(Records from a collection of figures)
•••
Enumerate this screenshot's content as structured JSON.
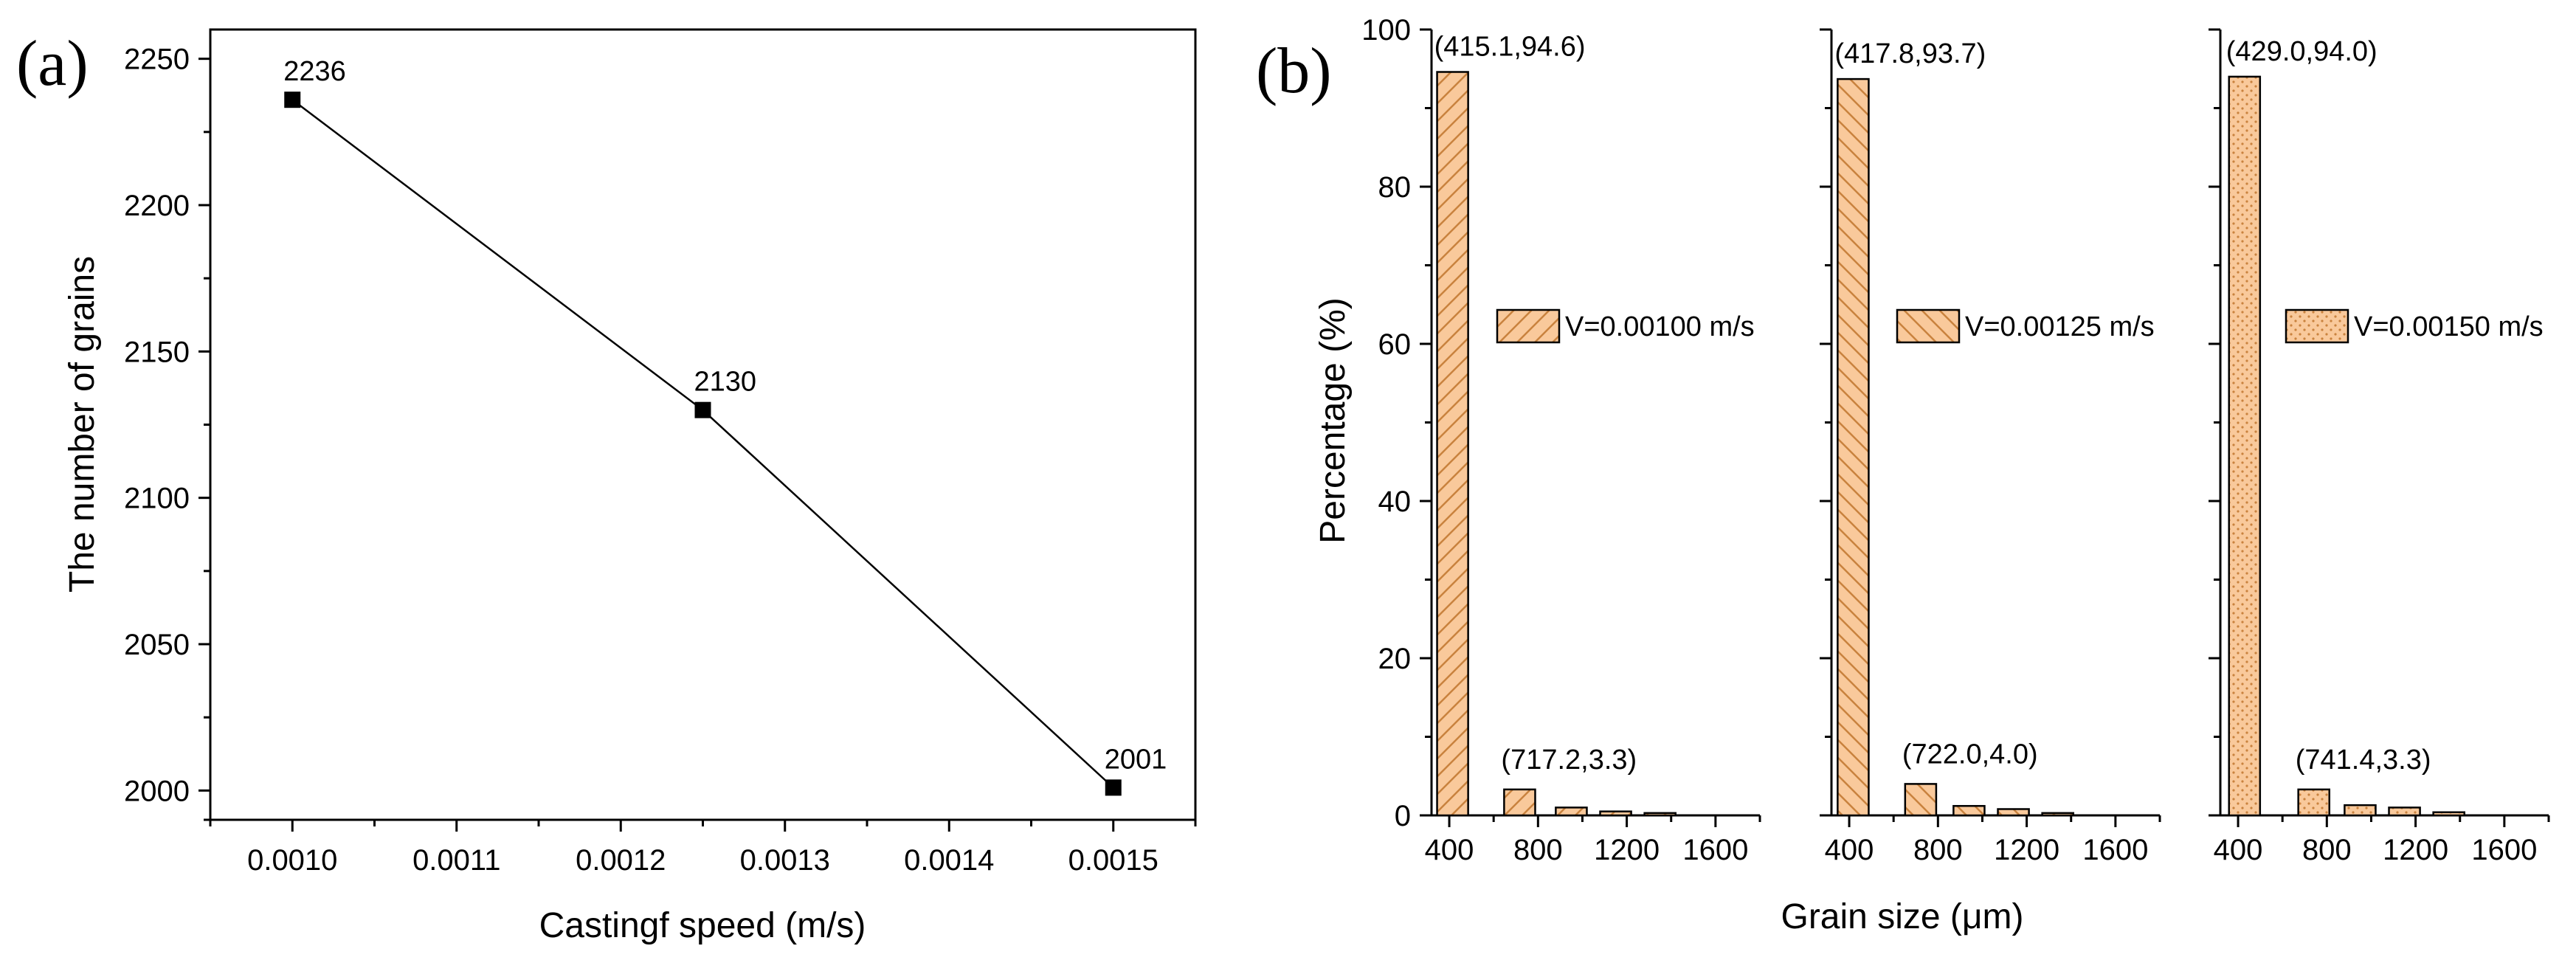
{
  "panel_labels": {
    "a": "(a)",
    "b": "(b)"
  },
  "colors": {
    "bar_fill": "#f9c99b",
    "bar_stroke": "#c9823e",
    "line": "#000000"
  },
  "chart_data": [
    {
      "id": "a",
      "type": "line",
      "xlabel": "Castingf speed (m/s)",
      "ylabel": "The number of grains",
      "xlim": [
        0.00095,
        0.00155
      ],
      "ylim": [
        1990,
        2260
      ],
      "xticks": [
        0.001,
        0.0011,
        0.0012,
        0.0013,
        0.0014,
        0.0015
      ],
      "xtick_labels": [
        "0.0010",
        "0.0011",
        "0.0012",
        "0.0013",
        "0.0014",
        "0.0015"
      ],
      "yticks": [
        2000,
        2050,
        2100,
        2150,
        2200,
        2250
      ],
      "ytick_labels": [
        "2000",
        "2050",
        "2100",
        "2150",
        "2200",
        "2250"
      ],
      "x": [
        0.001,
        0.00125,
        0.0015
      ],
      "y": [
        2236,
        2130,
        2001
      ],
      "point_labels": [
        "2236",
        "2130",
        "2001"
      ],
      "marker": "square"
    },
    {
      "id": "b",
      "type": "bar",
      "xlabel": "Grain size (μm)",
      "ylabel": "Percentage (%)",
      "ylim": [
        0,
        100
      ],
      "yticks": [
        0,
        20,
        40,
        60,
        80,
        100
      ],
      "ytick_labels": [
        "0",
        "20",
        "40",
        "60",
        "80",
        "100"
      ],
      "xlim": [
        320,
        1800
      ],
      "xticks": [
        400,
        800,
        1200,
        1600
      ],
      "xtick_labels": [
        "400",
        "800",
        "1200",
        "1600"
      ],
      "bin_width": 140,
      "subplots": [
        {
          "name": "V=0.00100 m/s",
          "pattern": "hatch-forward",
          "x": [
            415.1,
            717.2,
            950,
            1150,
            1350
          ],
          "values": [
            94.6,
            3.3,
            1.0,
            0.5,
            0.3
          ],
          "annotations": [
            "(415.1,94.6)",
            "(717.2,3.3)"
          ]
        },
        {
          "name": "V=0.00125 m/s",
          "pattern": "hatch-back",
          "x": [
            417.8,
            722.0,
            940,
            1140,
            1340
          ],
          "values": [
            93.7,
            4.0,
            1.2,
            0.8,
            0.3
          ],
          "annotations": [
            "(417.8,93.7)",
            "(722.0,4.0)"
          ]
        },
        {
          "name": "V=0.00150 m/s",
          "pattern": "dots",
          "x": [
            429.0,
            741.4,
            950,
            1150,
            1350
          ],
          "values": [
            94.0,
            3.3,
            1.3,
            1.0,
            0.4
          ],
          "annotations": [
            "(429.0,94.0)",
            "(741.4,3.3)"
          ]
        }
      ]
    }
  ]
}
•••
* _WHAT YOU HAVE TO DO_: Output the entries above exactly, without their pictures.

* _REPLY_:
Enumerate this screenshot's content as structured JSON.
{
  "panel_labels": {
    "a": "(a)",
    "b": "(b)"
  },
  "colors": {
    "bar_fill": "#f9c99b",
    "bar_stroke": "#c9823e",
    "line": "#000000"
  },
  "chart_data": [
    {
      "id": "a",
      "type": "line",
      "xlabel": "Castingf speed (m/s)",
      "ylabel": "The number of grains",
      "xlim": [
        0.00095,
        0.00155
      ],
      "ylim": [
        1990,
        2260
      ],
      "xticks": [
        0.001,
        0.0011,
        0.0012,
        0.0013,
        0.0014,
        0.0015
      ],
      "xtick_labels": [
        "0.0010",
        "0.0011",
        "0.0012",
        "0.0013",
        "0.0014",
        "0.0015"
      ],
      "yticks": [
        2000,
        2050,
        2100,
        2150,
        2200,
        2250
      ],
      "ytick_labels": [
        "2000",
        "2050",
        "2100",
        "2150",
        "2200",
        "2250"
      ],
      "x": [
        0.001,
        0.00125,
        0.0015
      ],
      "y": [
        2236,
        2130,
        2001
      ],
      "point_labels": [
        "2236",
        "2130",
        "2001"
      ],
      "marker": "square"
    },
    {
      "id": "b",
      "type": "bar",
      "xlabel": "Grain size (μm)",
      "ylabel": "Percentage (%)",
      "ylim": [
        0,
        100
      ],
      "yticks": [
        0,
        20,
        40,
        60,
        80,
        100
      ],
      "ytick_labels": [
        "0",
        "20",
        "40",
        "60",
        "80",
        "100"
      ],
      "xlim": [
        320,
        1800
      ],
      "xticks": [
        400,
        800,
        1200,
        1600
      ],
      "xtick_labels": [
        "400",
        "800",
        "1200",
        "1600"
      ],
      "bin_width": 140,
      "subplots": [
        {
          "name": "V=0.00100 m/s",
          "pattern": "hatch-forward",
          "x": [
            415.1,
            717.2,
            950,
            1150,
            1350
          ],
          "values": [
            94.6,
            3.3,
            1.0,
            0.5,
            0.3
          ],
          "annotations": [
            "(415.1,94.6)",
            "(717.2,3.3)"
          ]
        },
        {
          "name": "V=0.00125 m/s",
          "pattern": "hatch-back",
          "x": [
            417.8,
            722.0,
            940,
            1140,
            1340
          ],
          "values": [
            93.7,
            4.0,
            1.2,
            0.8,
            0.3
          ],
          "annotations": [
            "(417.8,93.7)",
            "(722.0,4.0)"
          ]
        },
        {
          "name": "V=0.00150 m/s",
          "pattern": "dots",
          "x": [
            429.0,
            741.4,
            950,
            1150,
            1350
          ],
          "values": [
            94.0,
            3.3,
            1.3,
            1.0,
            0.4
          ],
          "annotations": [
            "(429.0,94.0)",
            "(741.4,3.3)"
          ]
        }
      ]
    }
  ]
}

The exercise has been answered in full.